§ MATERIAL FOR THIS TASK:
>> start
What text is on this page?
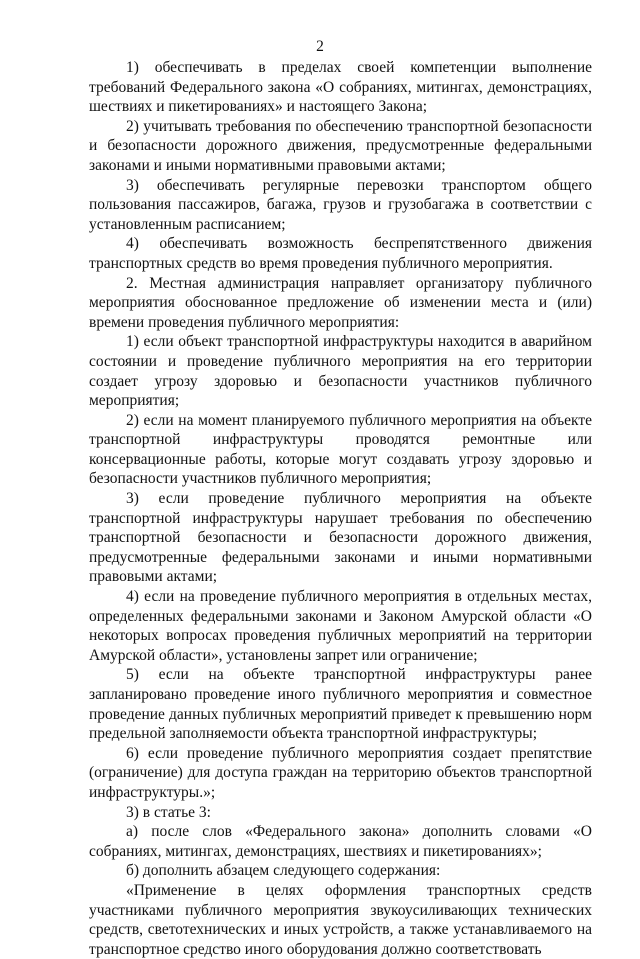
2

1) обеспечивать в пределах своей компетенции выполнение требований Федерального закона «О собраниях, митингах, демонстрациях, шествиях и пикетированиях» и настоящего Закона;

2) учитывать требования по обеспечению транспортной безопасности и безопасности дорожного движения, предусмотренные федеральными законами и иными нормативными правовыми актами;

3) обеспечивать регулярные перевозки транспортом общего пользования пассажиров, багажа, грузов и грузобагажа в соответствии с установленным расписанием;

4) обеспечивать возможность беспрепятственного движения транспортных средств во время проведения публичного мероприятия.

2. Местная администрация направляет организатору публичного мероприятия обоснованное предложение об изменении места и (или) времени проведения публичного мероприятия:

1) если объект транспортной инфраструктуры находится в аварийном состоянии и проведение публичного мероприятия на его территории создает угрозу здоровью и безопасности участников публичного мероприятия;

2) если на момент планируемого публичного мероприятия на объекте транспортной инфраструктуры проводятся ремонтные или консервационные работы, которые могут создавать угрозу здоровью и безопасности участников публичного мероприятия;

3) если проведение публичного мероприятия на объекте транспортной инфраструктуры нарушает требования по обеспечению транспортной безопасности и безопасности дорожного движения, предусмотренные федеральными законами и иными нормативными правовыми актами;

4) если на проведение публичного мероприятия в отдельных местах, определенных федеральными законами и Законом Амурской области «О некоторых вопросах проведения публичных мероприятий на территории Амурской области», установлены запрет или ограничение;

5) если на объекте транспортной инфраструктуры ранее запланировано проведение иного публичного мероприятия и совместное проведение данных публичных мероприятий приведет к превышению норм предельной заполняемости объекта транспортной инфраструктуры;

6) если проведение публичного мероприятия создает препятствие (ограничение) для доступа граждан на территорию объектов транспортной инфраструктуры.»;

3) в статье 3:

а) после слов «Федерального закона» дополнить словами «О собраниях, митингах, демонстрациях, шествиях и пикетированиях»;

б) дополнить абзацем следующего содержания:

«Применение в целях оформления транспортных средств участниками публичного мероприятия звукоусиливающих технических средств, светотехнических и иных устройств, а также устанавливаемого на транспортное средство иного оборудования должно соответствовать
>> end
§ WHAT THIS TASK INVOLVES: Select every line in the records above that contains the word "митингах".

§ TASK RESULT:
1) обеспечивать в пределах своей компетенции выполнение требований Федерального закона «О собраниях, митингах, демонстрациях, шествиях и пикетированиях» и настоящего Закона;
а) после слов «Федерального закона» дополнить словами «О собраниях, митингах, демонстрациях, шествиях и пикетированиях»;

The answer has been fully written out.